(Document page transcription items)
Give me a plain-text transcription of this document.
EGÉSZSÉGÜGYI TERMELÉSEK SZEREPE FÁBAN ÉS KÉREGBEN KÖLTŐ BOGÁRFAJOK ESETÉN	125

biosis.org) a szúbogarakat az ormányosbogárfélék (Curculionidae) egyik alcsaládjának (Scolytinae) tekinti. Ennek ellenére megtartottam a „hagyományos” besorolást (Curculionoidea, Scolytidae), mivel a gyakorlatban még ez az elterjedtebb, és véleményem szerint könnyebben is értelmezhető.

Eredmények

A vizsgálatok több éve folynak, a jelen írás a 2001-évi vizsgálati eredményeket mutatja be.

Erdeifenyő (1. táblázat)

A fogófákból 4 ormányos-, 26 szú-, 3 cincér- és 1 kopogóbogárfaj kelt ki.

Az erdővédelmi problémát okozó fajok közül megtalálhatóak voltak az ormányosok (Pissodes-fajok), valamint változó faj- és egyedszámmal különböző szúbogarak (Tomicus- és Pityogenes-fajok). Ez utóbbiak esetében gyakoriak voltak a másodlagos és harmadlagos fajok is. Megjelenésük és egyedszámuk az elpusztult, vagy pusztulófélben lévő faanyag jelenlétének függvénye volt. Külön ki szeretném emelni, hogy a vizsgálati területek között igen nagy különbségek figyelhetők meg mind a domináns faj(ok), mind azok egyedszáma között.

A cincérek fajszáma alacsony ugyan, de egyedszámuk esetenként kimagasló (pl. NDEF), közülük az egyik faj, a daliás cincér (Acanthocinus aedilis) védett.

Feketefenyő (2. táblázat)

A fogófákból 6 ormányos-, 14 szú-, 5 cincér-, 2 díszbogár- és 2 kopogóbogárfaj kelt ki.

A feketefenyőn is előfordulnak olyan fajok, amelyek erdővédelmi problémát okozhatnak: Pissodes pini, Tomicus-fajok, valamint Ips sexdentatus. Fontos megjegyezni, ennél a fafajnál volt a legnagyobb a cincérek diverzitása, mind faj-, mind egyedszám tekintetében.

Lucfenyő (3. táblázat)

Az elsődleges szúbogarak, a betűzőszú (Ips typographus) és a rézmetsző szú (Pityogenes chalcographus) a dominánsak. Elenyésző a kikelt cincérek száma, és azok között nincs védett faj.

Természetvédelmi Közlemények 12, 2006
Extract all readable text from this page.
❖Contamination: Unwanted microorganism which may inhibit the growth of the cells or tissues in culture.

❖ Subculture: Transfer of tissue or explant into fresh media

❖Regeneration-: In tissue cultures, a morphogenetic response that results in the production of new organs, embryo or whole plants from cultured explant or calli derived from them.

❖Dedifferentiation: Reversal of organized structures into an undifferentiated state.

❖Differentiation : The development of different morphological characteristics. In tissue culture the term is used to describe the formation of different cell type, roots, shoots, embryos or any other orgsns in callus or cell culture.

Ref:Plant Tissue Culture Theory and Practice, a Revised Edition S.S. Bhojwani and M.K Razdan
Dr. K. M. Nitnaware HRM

Exercise instructions: All of the records above need to be printed again exactly as they appear.

Response to this task:
Give me a plain-text transcription of this document.
EGÉSZSÉGÜGYI TERMELÉSEK SZEREPE FÁBAN ÉS KÉREGBEN KÖLTŐ BOGÁRFAJOK ESETÉN	125

biosis.org) a szúbogarakat az ormányosbogárfélék (Curculionidae) egyik alcsaládjának (Scolytinae) tekinti. Ennek ellenére megtartottam a „hagyományos” besorolást (Curculionoidea, Scolytidae), mivel a gyakorlatban még ez az elterjedtebb, és véleményem szerint könnyebben is értelmezhető.

Eredmények

A vizsgálatok több éve folynak, a jelen írás a 2001-évi vizsgálati eredményeket mutatja be.

Erdeifenyő (1. táblázat)

A fogófákból 4 ormányos-, 26 szú-, 3 cincér- és 1 kopogóbogárfaj kelt ki.

Az erdővédelmi problémát okozó fajok közül megtalálhatóak voltak az ormányosok (Pissodes-fajok), valamint változó faj- és egyedszámmal különböző szúbogarak (Tomicus- és Pityogenes-fajok). Ez utóbbiak esetében gyakoriak voltak a másodlagos és harmadlagos fajok is. Megjelenésük és egyedszámuk az elpusztult, vagy pusztulófélben lévő faanyag jelenlétének függvénye volt. Külön ki szeretném emelni, hogy a vizsgálati területek között igen nagy különbségek figyelhetők meg mind a domináns faj(ok), mind azok egyedszáma között.

A cincérek fajszáma alacsony ugyan, de egyedszámuk esetenként kimagasló (pl. NDEF), közülük az egyik faj, a daliás cincér (Acanthocinus aedilis) védett.

Feketefenyő (2. táblázat)

A fogófákból 6 ormányos-, 14 szú-, 5 cincér-, 2 díszbogár- és 2 kopogóbogárfaj kelt ki.

A feketefenyőn is előfordulnak olyan fajok, amelyek erdővédelmi problémát okozhatnak: Pissodes pini, Tomicus-fajok, valamint Ips sexdentatus. Fontos megjegyezni, ennél a fafajnál volt a legnagyobb a cincérek diverzitása, mind faj-, mind egyedszám tekintetében.

Lucfenyő (3. táblázat)

Az elsődleges szúbogarak, a betűzőszú (Ips typographus) és a rézmetsző szú (Pityogenes chalcographus) a dominánsak. Elenyésző a kikelt cincérek száma, és azok között nincs védett faj.

Természetvédelmi Közlemények 12, 2006
Extract all readable text from this page.
❖Contamination: Unwanted microorganism which may inhibit the growth of the cells or tissues in culture.

❖ Subculture: Transfer of tissue or explant into fresh media

❖Regeneration-: In tissue cultures, a morphogenetic response that results in the production of new organs, embryo or whole plants from cultured explant or calli derived from them.

❖Dedifferentiation: Reversal of organized structures into an undifferentiated state.

❖Differentiation : The development of different morphological characteristics. In tissue culture the term is used to describe the formation of different cell type, roots, shoots, embryos or any other orgsns in callus or cell culture.

Ref:Plant Tissue Culture Theory and Practice, a Revised Edition S.S. Bhojwani and M.K Razdan
Dr. K. M. Nitnaware HRM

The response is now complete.